* [Set task]: Give a verbatim copy of the lines below, minus the pictures.

* [Records]:
────────────────────
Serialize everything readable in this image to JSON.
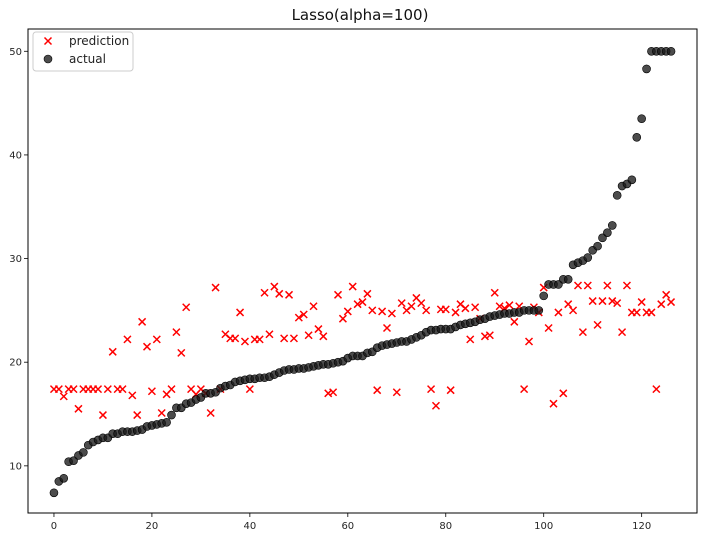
{
  "chart_data": {
    "type": "scatter",
    "title": "Lasso(alpha=100)",
    "xlabel": "",
    "ylabel": "",
    "xlim": [
      -5.3,
      131.3
    ],
    "ylim": [
      5.45,
      52.15
    ],
    "xticks": [
      0,
      20,
      40,
      60,
      80,
      100,
      120
    ],
    "yticks": [
      10,
      20,
      30,
      40,
      50
    ],
    "grid": false,
    "legend_position": "upper left",
    "series": [
      {
        "name": "prediction",
        "marker": "x",
        "color": "#ff0000",
        "x": [
          0,
          1,
          2,
          3,
          4,
          5,
          6,
          7,
          8,
          9,
          10,
          11,
          12,
          13,
          14,
          15,
          16,
          17,
          18,
          19,
          20,
          21,
          22,
          23,
          24,
          25,
          26,
          27,
          28,
          29,
          30,
          31,
          32,
          33,
          34,
          35,
          36,
          37,
          38,
          39,
          40,
          41,
          42,
          43,
          44,
          45,
          46,
          47,
          48,
          49,
          50,
          51,
          52,
          53,
          54,
          55,
          56,
          57,
          58,
          59,
          60,
          61,
          62,
          63,
          64,
          65,
          66,
          67,
          68,
          69,
          70,
          71,
          72,
          73,
          74,
          75,
          76,
          77,
          78,
          79,
          80,
          81,
          82,
          83,
          84,
          85,
          86,
          87,
          88,
          89,
          90,
          91,
          92,
          93,
          94,
          95,
          96,
          97,
          98,
          99,
          100,
          101,
          102,
          103,
          104,
          105,
          106,
          107,
          108,
          109,
          110,
          111,
          112,
          113,
          114,
          115,
          116,
          117,
          118,
          119,
          120,
          121,
          122,
          123,
          124,
          125,
          126
        ],
        "y": [
          17.4,
          17.4,
          16.7,
          17.4,
          17.4,
          15.5,
          17.4,
          17.4,
          17.4,
          17.4,
          14.9,
          17.4,
          21.0,
          17.4,
          17.4,
          22.2,
          16.8,
          14.9,
          23.9,
          21.5,
          17.2,
          22.2,
          15.1,
          16.9,
          17.4,
          22.9,
          20.9,
          25.3,
          17.4,
          16.9,
          17.4,
          17.0,
          15.1,
          27.2,
          17.4,
          22.7,
          22.3,
          22.3,
          24.8,
          22.0,
          17.4,
          22.2,
          22.2,
          26.7,
          22.7,
          27.3,
          26.6,
          22.3,
          26.5,
          22.3,
          24.3,
          24.6,
          22.6,
          25.4,
          23.2,
          22.5,
          17.0,
          17.1,
          26.5,
          24.2,
          24.9,
          27.3,
          25.6,
          25.8,
          26.6,
          25.0,
          17.3,
          24.9,
          23.3,
          24.7,
          17.1,
          25.7,
          25.0,
          25.4,
          26.2,
          25.7,
          25.0,
          17.4,
          15.8,
          25.1,
          25.1,
          17.3,
          24.8,
          25.6,
          25.2,
          22.2,
          25.3,
          24.2,
          22.5,
          22.6,
          26.7,
          25.4,
          25.2,
          25.5,
          23.9,
          25.4,
          17.4,
          22.0,
          25.3,
          24.8,
          27.2,
          23.3,
          16.0,
          24.8,
          17.0,
          25.6,
          25.0,
          27.4,
          22.9,
          27.4,
          25.9,
          23.6,
          25.9,
          27.4,
          25.9,
          25.7,
          22.9,
          27.4,
          24.8,
          24.8,
          25.8,
          24.8,
          24.8,
          17.4,
          25.6,
          26.5,
          25.8
        ]
      },
      {
        "name": "actual",
        "marker": "o",
        "color": "#1a1a1a",
        "x": [
          0,
          1,
          2,
          3,
          4,
          5,
          6,
          7,
          8,
          9,
          10,
          11,
          12,
          13,
          14,
          15,
          16,
          17,
          18,
          19,
          20,
          21,
          22,
          23,
          24,
          25,
          26,
          27,
          28,
          29,
          30,
          31,
          32,
          33,
          34,
          35,
          36,
          37,
          38,
          39,
          40,
          41,
          42,
          43,
          44,
          45,
          46,
          47,
          48,
          49,
          50,
          51,
          52,
          53,
          54,
          55,
          56,
          57,
          58,
          59,
          60,
          61,
          62,
          63,
          64,
          65,
          66,
          67,
          68,
          69,
          70,
          71,
          72,
          73,
          74,
          75,
          76,
          77,
          78,
          79,
          80,
          81,
          82,
          83,
          84,
          85,
          86,
          87,
          88,
          89,
          90,
          91,
          92,
          93,
          94,
          95,
          96,
          97,
          98,
          99,
          100,
          101,
          102,
          103,
          104,
          105,
          106,
          107,
          108,
          109,
          110,
          111,
          112,
          113,
          114,
          115,
          116,
          117,
          118,
          119,
          120,
          121,
          122,
          123,
          124,
          125,
          126
        ],
        "y": [
          7.4,
          8.5,
          8.8,
          10.4,
          10.5,
          11.0,
          11.3,
          12.0,
          12.3,
          12.5,
          12.7,
          12.7,
          13.1,
          13.1,
          13.3,
          13.3,
          13.3,
          13.4,
          13.5,
          13.8,
          13.9,
          14.0,
          14.1,
          14.2,
          14.9,
          15.6,
          15.6,
          16.0,
          16.1,
          16.4,
          16.6,
          17.0,
          17.0,
          17.1,
          17.5,
          17.7,
          17.8,
          18.1,
          18.2,
          18.3,
          18.4,
          18.4,
          18.5,
          18.5,
          18.6,
          18.8,
          19.0,
          19.2,
          19.3,
          19.3,
          19.4,
          19.4,
          19.5,
          19.6,
          19.7,
          19.8,
          19.8,
          19.9,
          20.0,
          20.1,
          20.4,
          20.6,
          20.6,
          20.6,
          20.9,
          21.0,
          21.4,
          21.6,
          21.7,
          21.8,
          21.9,
          22.0,
          22.0,
          22.2,
          22.4,
          22.6,
          22.9,
          23.1,
          23.1,
          23.2,
          23.2,
          23.2,
          23.4,
          23.6,
          23.7,
          23.8,
          23.9,
          24.1,
          24.2,
          24.4,
          24.5,
          24.6,
          24.7,
          24.7,
          24.8,
          24.8,
          25.0,
          25.0,
          25.0,
          25.0,
          26.4,
          27.5,
          27.5,
          27.5,
          28.0,
          28.0,
          29.4,
          29.6,
          29.8,
          30.1,
          30.8,
          31.2,
          32.0,
          32.5,
          33.2,
          36.1,
          37.0,
          37.2,
          37.6,
          41.7,
          43.5,
          48.3,
          50.0,
          50.0,
          50.0,
          50.0,
          50.0
        ]
      }
    ]
  }
}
────────────────────
* [Reply to the task]:
Serialize everything readable in this image to JSON.
{
  "chart_data": {
    "type": "scatter",
    "title": "Lasso(alpha=100)",
    "xlabel": "",
    "ylabel": "",
    "xlim": [
      -5.3,
      131.3
    ],
    "ylim": [
      5.45,
      52.15
    ],
    "xticks": [
      0,
      20,
      40,
      60,
      80,
      100,
      120
    ],
    "yticks": [
      10,
      20,
      30,
      40,
      50
    ],
    "grid": false,
    "legend_position": "upper left",
    "series": [
      {
        "name": "prediction",
        "marker": "x",
        "color": "#ff0000",
        "x": [
          0,
          1,
          2,
          3,
          4,
          5,
          6,
          7,
          8,
          9,
          10,
          11,
          12,
          13,
          14,
          15,
          16,
          17,
          18,
          19,
          20,
          21,
          22,
          23,
          24,
          25,
          26,
          27,
          28,
          29,
          30,
          31,
          32,
          33,
          34,
          35,
          36,
          37,
          38,
          39,
          40,
          41,
          42,
          43,
          44,
          45,
          46,
          47,
          48,
          49,
          50,
          51,
          52,
          53,
          54,
          55,
          56,
          57,
          58,
          59,
          60,
          61,
          62,
          63,
          64,
          65,
          66,
          67,
          68,
          69,
          70,
          71,
          72,
          73,
          74,
          75,
          76,
          77,
          78,
          79,
          80,
          81,
          82,
          83,
          84,
          85,
          86,
          87,
          88,
          89,
          90,
          91,
          92,
          93,
          94,
          95,
          96,
          97,
          98,
          99,
          100,
          101,
          102,
          103,
          104,
          105,
          106,
          107,
          108,
          109,
          110,
          111,
          112,
          113,
          114,
          115,
          116,
          117,
          118,
          119,
          120,
          121,
          122,
          123,
          124,
          125,
          126
        ],
        "y": [
          17.4,
          17.4,
          16.7,
          17.4,
          17.4,
          15.5,
          17.4,
          17.4,
          17.4,
          17.4,
          14.9,
          17.4,
          21.0,
          17.4,
          17.4,
          22.2,
          16.8,
          14.9,
          23.9,
          21.5,
          17.2,
          22.2,
          15.1,
          16.9,
          17.4,
          22.9,
          20.9,
          25.3,
          17.4,
          16.9,
          17.4,
          17.0,
          15.1,
          27.2,
          17.4,
          22.7,
          22.3,
          22.3,
          24.8,
          22.0,
          17.4,
          22.2,
          22.2,
          26.7,
          22.7,
          27.3,
          26.6,
          22.3,
          26.5,
          22.3,
          24.3,
          24.6,
          22.6,
          25.4,
          23.2,
          22.5,
          17.0,
          17.1,
          26.5,
          24.2,
          24.9,
          27.3,
          25.6,
          25.8,
          26.6,
          25.0,
          17.3,
          24.9,
          23.3,
          24.7,
          17.1,
          25.7,
          25.0,
          25.4,
          26.2,
          25.7,
          25.0,
          17.4,
          15.8,
          25.1,
          25.1,
          17.3,
          24.8,
          25.6,
          25.2,
          22.2,
          25.3,
          24.2,
          22.5,
          22.6,
          26.7,
          25.4,
          25.2,
          25.5,
          23.9,
          25.4,
          17.4,
          22.0,
          25.3,
          24.8,
          27.2,
          23.3,
          16.0,
          24.8,
          17.0,
          25.6,
          25.0,
          27.4,
          22.9,
          27.4,
          25.9,
          23.6,
          25.9,
          27.4,
          25.9,
          25.7,
          22.9,
          27.4,
          24.8,
          24.8,
          25.8,
          24.8,
          24.8,
          17.4,
          25.6,
          26.5,
          25.8
        ]
      },
      {
        "name": "actual",
        "marker": "o",
        "color": "#1a1a1a",
        "x": [
          0,
          1,
          2,
          3,
          4,
          5,
          6,
          7,
          8,
          9,
          10,
          11,
          12,
          13,
          14,
          15,
          16,
          17,
          18,
          19,
          20,
          21,
          22,
          23,
          24,
          25,
          26,
          27,
          28,
          29,
          30,
          31,
          32,
          33,
          34,
          35,
          36,
          37,
          38,
          39,
          40,
          41,
          42,
          43,
          44,
          45,
          46,
          47,
          48,
          49,
          50,
          51,
          52,
          53,
          54,
          55,
          56,
          57,
          58,
          59,
          60,
          61,
          62,
          63,
          64,
          65,
          66,
          67,
          68,
          69,
          70,
          71,
          72,
          73,
          74,
          75,
          76,
          77,
          78,
          79,
          80,
          81,
          82,
          83,
          84,
          85,
          86,
          87,
          88,
          89,
          90,
          91,
          92,
          93,
          94,
          95,
          96,
          97,
          98,
          99,
          100,
          101,
          102,
          103,
          104,
          105,
          106,
          107,
          108,
          109,
          110,
          111,
          112,
          113,
          114,
          115,
          116,
          117,
          118,
          119,
          120,
          121,
          122,
          123,
          124,
          125,
          126
        ],
        "y": [
          7.4,
          8.5,
          8.8,
          10.4,
          10.5,
          11.0,
          11.3,
          12.0,
          12.3,
          12.5,
          12.7,
          12.7,
          13.1,
          13.1,
          13.3,
          13.3,
          13.3,
          13.4,
          13.5,
          13.8,
          13.9,
          14.0,
          14.1,
          14.2,
          14.9,
          15.6,
          15.6,
          16.0,
          16.1,
          16.4,
          16.6,
          17.0,
          17.0,
          17.1,
          17.5,
          17.7,
          17.8,
          18.1,
          18.2,
          18.3,
          18.4,
          18.4,
          18.5,
          18.5,
          18.6,
          18.8,
          19.0,
          19.2,
          19.3,
          19.3,
          19.4,
          19.4,
          19.5,
          19.6,
          19.7,
          19.8,
          19.8,
          19.9,
          20.0,
          20.1,
          20.4,
          20.6,
          20.6,
          20.6,
          20.9,
          21.0,
          21.4,
          21.6,
          21.7,
          21.8,
          21.9,
          22.0,
          22.0,
          22.2,
          22.4,
          22.6,
          22.9,
          23.1,
          23.1,
          23.2,
          23.2,
          23.2,
          23.4,
          23.6,
          23.7,
          23.8,
          23.9,
          24.1,
          24.2,
          24.4,
          24.5,
          24.6,
          24.7,
          24.7,
          24.8,
          24.8,
          25.0,
          25.0,
          25.0,
          25.0,
          26.4,
          27.5,
          27.5,
          27.5,
          28.0,
          28.0,
          29.4,
          29.6,
          29.8,
          30.1,
          30.8,
          31.2,
          32.0,
          32.5,
          33.2,
          36.1,
          37.0,
          37.2,
          37.6,
          41.7,
          43.5,
          48.3,
          50.0,
          50.0,
          50.0,
          50.0,
          50.0
        ]
      }
    ]
  }
}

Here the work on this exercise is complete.